* Task prompt
Gather each line in the entries that includes the string "with".

* Supplied information
——————————

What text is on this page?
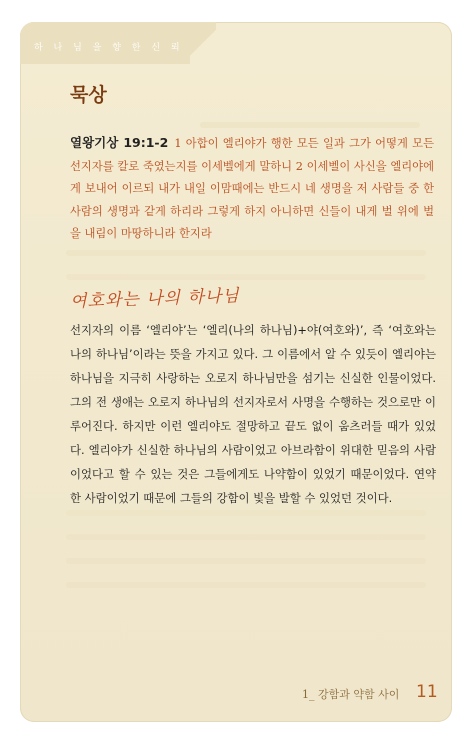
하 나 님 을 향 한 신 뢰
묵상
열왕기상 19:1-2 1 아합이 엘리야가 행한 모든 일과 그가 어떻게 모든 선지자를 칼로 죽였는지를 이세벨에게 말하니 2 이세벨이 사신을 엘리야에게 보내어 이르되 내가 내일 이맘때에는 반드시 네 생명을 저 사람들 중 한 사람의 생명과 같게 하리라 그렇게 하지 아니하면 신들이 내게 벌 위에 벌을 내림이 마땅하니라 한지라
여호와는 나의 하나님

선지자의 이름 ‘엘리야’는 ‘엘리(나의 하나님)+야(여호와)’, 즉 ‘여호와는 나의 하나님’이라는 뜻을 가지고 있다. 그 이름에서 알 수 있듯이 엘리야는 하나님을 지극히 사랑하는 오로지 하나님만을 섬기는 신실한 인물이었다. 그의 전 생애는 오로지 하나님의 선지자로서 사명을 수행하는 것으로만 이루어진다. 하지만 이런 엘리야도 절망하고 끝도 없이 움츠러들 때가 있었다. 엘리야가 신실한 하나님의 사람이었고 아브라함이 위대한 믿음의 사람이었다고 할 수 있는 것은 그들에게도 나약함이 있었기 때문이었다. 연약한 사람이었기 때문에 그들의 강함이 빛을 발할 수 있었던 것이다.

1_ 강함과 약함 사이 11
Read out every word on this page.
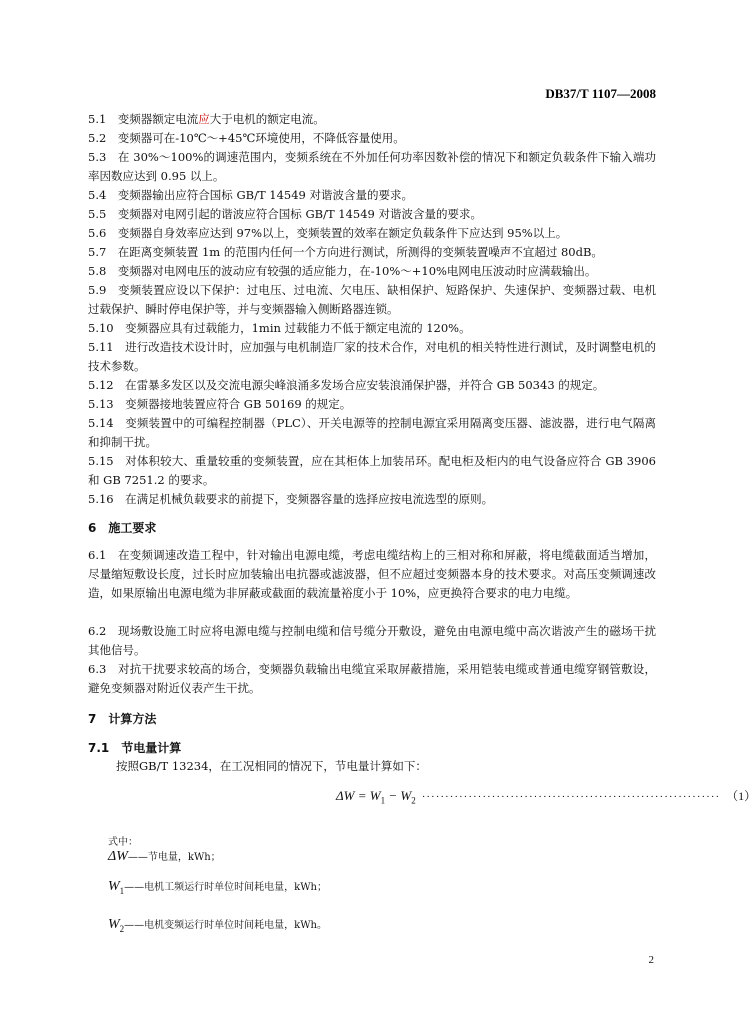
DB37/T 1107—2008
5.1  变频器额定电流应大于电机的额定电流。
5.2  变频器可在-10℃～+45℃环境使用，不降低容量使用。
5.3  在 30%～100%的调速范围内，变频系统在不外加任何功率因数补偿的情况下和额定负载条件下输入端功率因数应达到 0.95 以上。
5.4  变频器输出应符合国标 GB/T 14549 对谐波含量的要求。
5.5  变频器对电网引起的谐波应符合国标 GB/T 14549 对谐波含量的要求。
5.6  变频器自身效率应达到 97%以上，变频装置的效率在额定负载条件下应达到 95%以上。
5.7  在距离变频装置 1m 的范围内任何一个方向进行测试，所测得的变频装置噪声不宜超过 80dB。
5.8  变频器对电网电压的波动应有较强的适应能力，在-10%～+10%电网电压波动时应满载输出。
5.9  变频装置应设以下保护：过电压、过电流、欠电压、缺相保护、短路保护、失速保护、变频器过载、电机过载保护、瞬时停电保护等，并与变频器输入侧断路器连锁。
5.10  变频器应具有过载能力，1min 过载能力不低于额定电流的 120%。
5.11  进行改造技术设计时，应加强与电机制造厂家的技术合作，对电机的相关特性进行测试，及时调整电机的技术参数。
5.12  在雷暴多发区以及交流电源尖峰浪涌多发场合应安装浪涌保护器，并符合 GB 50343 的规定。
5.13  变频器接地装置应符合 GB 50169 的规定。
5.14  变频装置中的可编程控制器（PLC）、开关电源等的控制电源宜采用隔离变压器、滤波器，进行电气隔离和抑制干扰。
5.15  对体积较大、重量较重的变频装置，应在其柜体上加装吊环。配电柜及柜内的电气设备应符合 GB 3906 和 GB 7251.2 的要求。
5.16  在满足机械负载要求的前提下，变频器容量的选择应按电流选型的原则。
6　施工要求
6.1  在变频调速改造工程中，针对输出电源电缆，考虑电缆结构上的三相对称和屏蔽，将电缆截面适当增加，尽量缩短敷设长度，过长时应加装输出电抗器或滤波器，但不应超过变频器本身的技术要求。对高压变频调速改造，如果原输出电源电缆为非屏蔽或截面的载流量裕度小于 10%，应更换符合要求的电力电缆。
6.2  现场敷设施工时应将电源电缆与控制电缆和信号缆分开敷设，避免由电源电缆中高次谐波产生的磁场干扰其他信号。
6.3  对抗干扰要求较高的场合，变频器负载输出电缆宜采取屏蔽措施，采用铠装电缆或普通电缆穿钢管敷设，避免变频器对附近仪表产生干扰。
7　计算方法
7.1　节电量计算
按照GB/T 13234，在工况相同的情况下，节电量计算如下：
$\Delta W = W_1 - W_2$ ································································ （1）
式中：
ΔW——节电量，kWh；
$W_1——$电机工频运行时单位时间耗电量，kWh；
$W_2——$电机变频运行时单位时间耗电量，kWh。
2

——————————

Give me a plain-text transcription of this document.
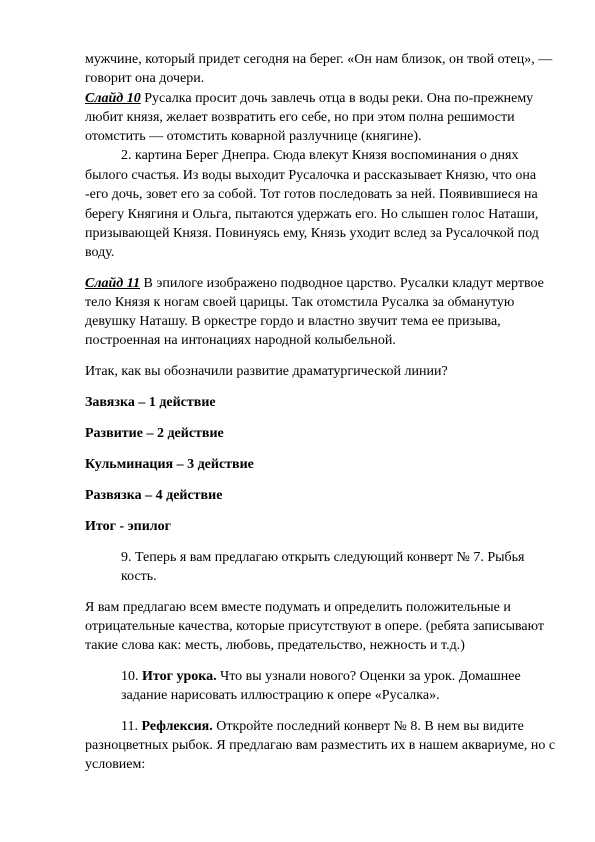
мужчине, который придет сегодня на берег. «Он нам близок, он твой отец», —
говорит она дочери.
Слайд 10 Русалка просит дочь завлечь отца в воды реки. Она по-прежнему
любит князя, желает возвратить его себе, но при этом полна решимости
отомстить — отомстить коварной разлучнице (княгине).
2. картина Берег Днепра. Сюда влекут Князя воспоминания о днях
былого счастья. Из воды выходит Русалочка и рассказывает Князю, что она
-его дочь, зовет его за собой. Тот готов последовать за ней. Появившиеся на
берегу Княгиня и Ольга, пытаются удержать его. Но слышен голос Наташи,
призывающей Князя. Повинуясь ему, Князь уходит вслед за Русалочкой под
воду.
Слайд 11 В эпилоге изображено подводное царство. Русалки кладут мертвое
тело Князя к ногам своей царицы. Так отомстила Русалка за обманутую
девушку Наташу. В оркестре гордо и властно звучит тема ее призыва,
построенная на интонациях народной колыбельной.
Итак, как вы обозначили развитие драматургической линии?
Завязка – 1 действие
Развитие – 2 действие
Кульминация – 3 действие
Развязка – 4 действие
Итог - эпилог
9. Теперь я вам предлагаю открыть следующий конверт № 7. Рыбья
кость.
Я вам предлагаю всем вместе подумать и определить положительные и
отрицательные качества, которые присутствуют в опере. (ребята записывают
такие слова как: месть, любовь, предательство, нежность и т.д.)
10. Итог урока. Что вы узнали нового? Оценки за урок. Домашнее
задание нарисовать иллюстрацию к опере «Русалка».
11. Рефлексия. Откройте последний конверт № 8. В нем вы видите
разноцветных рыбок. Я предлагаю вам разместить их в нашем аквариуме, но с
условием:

——————————

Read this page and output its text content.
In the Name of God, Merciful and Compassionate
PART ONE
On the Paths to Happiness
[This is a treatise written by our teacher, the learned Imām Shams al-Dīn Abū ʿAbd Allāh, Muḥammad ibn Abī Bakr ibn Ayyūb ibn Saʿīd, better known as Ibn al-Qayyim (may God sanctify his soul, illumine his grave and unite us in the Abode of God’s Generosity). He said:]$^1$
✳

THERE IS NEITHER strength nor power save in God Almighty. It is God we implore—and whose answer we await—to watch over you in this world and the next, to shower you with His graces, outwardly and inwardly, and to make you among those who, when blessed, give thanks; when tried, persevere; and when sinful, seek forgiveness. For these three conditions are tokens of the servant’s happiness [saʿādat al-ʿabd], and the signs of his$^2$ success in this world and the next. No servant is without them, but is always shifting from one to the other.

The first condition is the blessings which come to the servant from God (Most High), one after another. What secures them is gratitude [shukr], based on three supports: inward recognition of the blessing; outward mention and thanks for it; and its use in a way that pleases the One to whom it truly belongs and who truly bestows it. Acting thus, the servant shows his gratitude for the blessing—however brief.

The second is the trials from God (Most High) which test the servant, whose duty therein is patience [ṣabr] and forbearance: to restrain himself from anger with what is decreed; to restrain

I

——————————

* Expected answer
THERE IS NEITHER strength nor power save in God Almighty. It is God we implore—and whose answer we await—to watch over you in this world and the next, to shower you with His graces, outwardly and inwardly, and to make you among those who, when blessed, give thanks; when tried, persevere; and when sinful, seek forgiveness. For these three conditions are tokens of the servant’s happiness [saʿādat al-ʿabd], and the signs of his$^2$ success in this world and the next. No servant is without them, but is always shifting from one to the other.
The second is the trials from God (Most High) which test the servant, whose duty therein is patience [ṣabr] and forbearance: to restrain himself from anger with what is decreed; to restrain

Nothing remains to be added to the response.